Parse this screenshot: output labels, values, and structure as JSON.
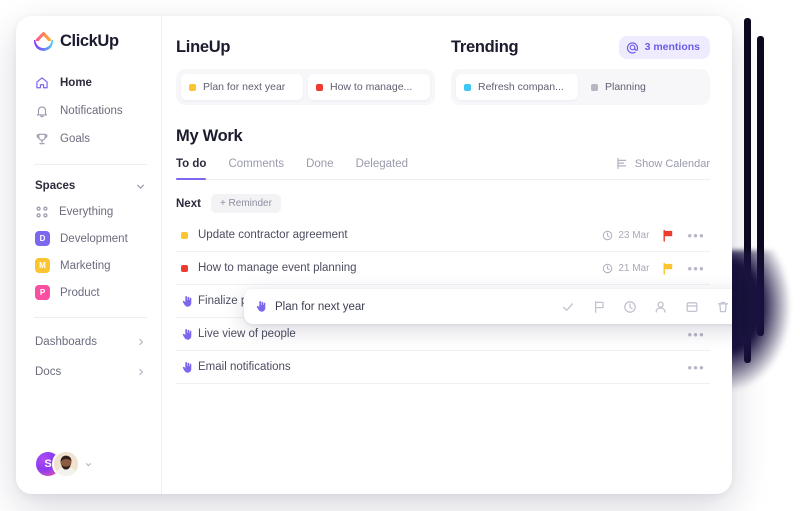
{
  "brand": {
    "name": "ClickUp",
    "logo_icon": "clickup-logo-icon"
  },
  "sidebar": {
    "nav": [
      {
        "label": "Home",
        "icon": "home-icon",
        "active": true
      },
      {
        "label": "Notifications",
        "icon": "bell-icon",
        "active": false
      },
      {
        "label": "Goals",
        "icon": "trophy-icon",
        "active": false
      }
    ],
    "spaces_header": {
      "label": "Spaces",
      "icon": "chevron-down-icon"
    },
    "spaces": [
      {
        "label": "Everything",
        "badge": "",
        "color": "",
        "icon": "grid-icon"
      },
      {
        "label": "Development",
        "badge": "D",
        "color": "#7b68ee"
      },
      {
        "label": "Marketing",
        "badge": "M",
        "color": "#fbc531"
      },
      {
        "label": "Product",
        "badge": "P",
        "color": "#fa4fa0"
      }
    ],
    "drilldowns": [
      {
        "label": "Dashboards",
        "icon": "chevron-right-icon"
      },
      {
        "label": "Docs",
        "icon": "chevron-right-icon"
      }
    ],
    "footer": {
      "avatar_initial": "S",
      "avatar_name": "avatar",
      "caret_icon": "chevron-down-icon"
    }
  },
  "lineup": {
    "title": "LineUp",
    "chips": [
      {
        "label": "Plan for next year",
        "color": "#fbc531",
        "style": "card"
      },
      {
        "label": "How to manage...",
        "color": "#ee3b2f",
        "style": "card"
      }
    ]
  },
  "trending": {
    "title": "Trending",
    "mentions_badge": {
      "label": "3 mentions",
      "icon": "at-icon",
      "accent": "#6b5ce7",
      "bg": "#eeebfe"
    },
    "chips": [
      {
        "label": "Refresh compan...",
        "color": "#3dc7f4",
        "style": "card"
      },
      {
        "label": "Planning",
        "color": "#b6b7c4",
        "style": "plain"
      }
    ]
  },
  "mywork": {
    "title": "My Work",
    "tabs": [
      {
        "label": "To do",
        "active": true
      },
      {
        "label": "Comments",
        "active": false
      },
      {
        "label": "Done",
        "active": false
      },
      {
        "label": "Delegated",
        "active": false
      }
    ],
    "active_accent": "#7b68ee",
    "show_calendar": {
      "label": "Show Calendar",
      "icon": "calendar-icon"
    },
    "group": {
      "label": "Next",
      "add_reminder_label": "+ Reminder"
    },
    "tasks": [
      {
        "name": "Update contractor agreement",
        "lead_icon": "status-dot",
        "lead_color": "#fbc531",
        "due": "23 Mar",
        "due_icon": "clock-icon",
        "flag_icon": "flag-icon",
        "flag_color": "#ee3b2f",
        "menu_icon": "more-icon",
        "menu_label": "•••"
      },
      {
        "name": "How to manage event planning",
        "lead_icon": "status-dot",
        "lead_color": "#ee3b2f",
        "due": "21 Mar",
        "due_icon": "clock-icon",
        "flag_icon": "flag-icon",
        "flag_color": "#fbc531",
        "menu_icon": "more-icon",
        "menu_label": "•••"
      },
      {
        "name": "Finalize project scope",
        "lead_icon": "reminder-hand-icon",
        "lead_color": "#7b68ee",
        "due": "",
        "flag_icon": "",
        "flag_color": "",
        "menu_icon": "more-icon",
        "menu_label": "•••"
      },
      {
        "name": "Live view of people",
        "lead_icon": "reminder-hand-icon",
        "lead_color": "#7b68ee",
        "due": "",
        "flag_icon": "",
        "flag_color": "",
        "menu_icon": "more-icon",
        "menu_label": "•••"
      },
      {
        "name": "Email notifications",
        "lead_icon": "reminder-hand-icon",
        "lead_color": "#7b68ee",
        "due": "",
        "flag_icon": "",
        "flag_color": "",
        "menu_icon": "more-icon",
        "menu_label": "•••"
      }
    ]
  },
  "float_card": {
    "name": "Plan for next year",
    "lead_icon": "reminder-hand-icon",
    "actions": [
      {
        "icon": "check-icon",
        "accent": false
      },
      {
        "icon": "flag-icon",
        "accent": false
      },
      {
        "icon": "clock-icon",
        "accent": false
      },
      {
        "icon": "assign-user-icon",
        "accent": false
      },
      {
        "icon": "calendar-icon",
        "accent": false
      },
      {
        "icon": "trash-icon",
        "accent": false
      },
      {
        "icon": "bell-icon",
        "accent": true
      }
    ]
  }
}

* REQUIRED TASK
All preceding records should be duplicated verbatim, images excepted.

* RESULT OF THE EXERCISE
Parse this screenshot: output labels, values, and structure as JSON.
{
  "brand": {
    "name": "ClickUp",
    "logo_icon": "clickup-logo-icon"
  },
  "sidebar": {
    "nav": [
      {
        "label": "Home",
        "icon": "home-icon",
        "active": true
      },
      {
        "label": "Notifications",
        "icon": "bell-icon",
        "active": false
      },
      {
        "label": "Goals",
        "icon": "trophy-icon",
        "active": false
      }
    ],
    "spaces_header": {
      "label": "Spaces",
      "icon": "chevron-down-icon"
    },
    "spaces": [
      {
        "label": "Everything",
        "badge": "",
        "color": "",
        "icon": "grid-icon"
      },
      {
        "label": "Development",
        "badge": "D",
        "color": "#7b68ee"
      },
      {
        "label": "Marketing",
        "badge": "M",
        "color": "#fbc531"
      },
      {
        "label": "Product",
        "badge": "P",
        "color": "#fa4fa0"
      }
    ],
    "drilldowns": [
      {
        "label": "Dashboards",
        "icon": "chevron-right-icon"
      },
      {
        "label": "Docs",
        "icon": "chevron-right-icon"
      }
    ],
    "footer": {
      "avatar_initial": "S",
      "avatar_name": "avatar",
      "caret_icon": "chevron-down-icon"
    }
  },
  "lineup": {
    "title": "LineUp",
    "chips": [
      {
        "label": "Plan for next year",
        "color": "#fbc531",
        "style": "card"
      },
      {
        "label": "How to manage...",
        "color": "#ee3b2f",
        "style": "card"
      }
    ]
  },
  "trending": {
    "title": "Trending",
    "mentions_badge": {
      "label": "3 mentions",
      "icon": "at-icon",
      "accent": "#6b5ce7",
      "bg": "#eeebfe"
    },
    "chips": [
      {
        "label": "Refresh compan...",
        "color": "#3dc7f4",
        "style": "card"
      },
      {
        "label": "Planning",
        "color": "#b6b7c4",
        "style": "plain"
      }
    ]
  },
  "mywork": {
    "title": "My Work",
    "tabs": [
      {
        "label": "To do",
        "active": true
      },
      {
        "label": "Comments",
        "active": false
      },
      {
        "label": "Done",
        "active": false
      },
      {
        "label": "Delegated",
        "active": false
      }
    ],
    "active_accent": "#7b68ee",
    "show_calendar": {
      "label": "Show Calendar",
      "icon": "calendar-icon"
    },
    "group": {
      "label": "Next",
      "add_reminder_label": "+ Reminder"
    },
    "tasks": [
      {
        "name": "Update contractor agreement",
        "lead_icon": "status-dot",
        "lead_color": "#fbc531",
        "due": "23 Mar",
        "due_icon": "clock-icon",
        "flag_icon": "flag-icon",
        "flag_color": "#ee3b2f",
        "menu_icon": "more-icon",
        "menu_label": "•••"
      },
      {
        "name": "How to manage event planning",
        "lead_icon": "status-dot",
        "lead_color": "#ee3b2f",
        "due": "21 Mar",
        "due_icon": "clock-icon",
        "flag_icon": "flag-icon",
        "flag_color": "#fbc531",
        "menu_icon": "more-icon",
        "menu_label": "•••"
      },
      {
        "name": "Finalize project scope",
        "lead_icon": "reminder-hand-icon",
        "lead_color": "#7b68ee",
        "due": "",
        "flag_icon": "",
        "flag_color": "",
        "menu_icon": "more-icon",
        "menu_label": "•••"
      },
      {
        "name": "Live view of people",
        "lead_icon": "reminder-hand-icon",
        "lead_color": "#7b68ee",
        "due": "",
        "flag_icon": "",
        "flag_color": "",
        "menu_icon": "more-icon",
        "menu_label": "•••"
      },
      {
        "name": "Email notifications",
        "lead_icon": "reminder-hand-icon",
        "lead_color": "#7b68ee",
        "due": "",
        "flag_icon": "",
        "flag_color": "",
        "menu_icon": "more-icon",
        "menu_label": "•••"
      }
    ]
  },
  "float_card": {
    "name": "Plan for next year",
    "lead_icon": "reminder-hand-icon",
    "actions": [
      {
        "icon": "check-icon",
        "accent": false
      },
      {
        "icon": "flag-icon",
        "accent": false
      },
      {
        "icon": "clock-icon",
        "accent": false
      },
      {
        "icon": "assign-user-icon",
        "accent": false
      },
      {
        "icon": "calendar-icon",
        "accent": false
      },
      {
        "icon": "trash-icon",
        "accent": false
      },
      {
        "icon": "bell-icon",
        "accent": true
      }
    ]
  }
}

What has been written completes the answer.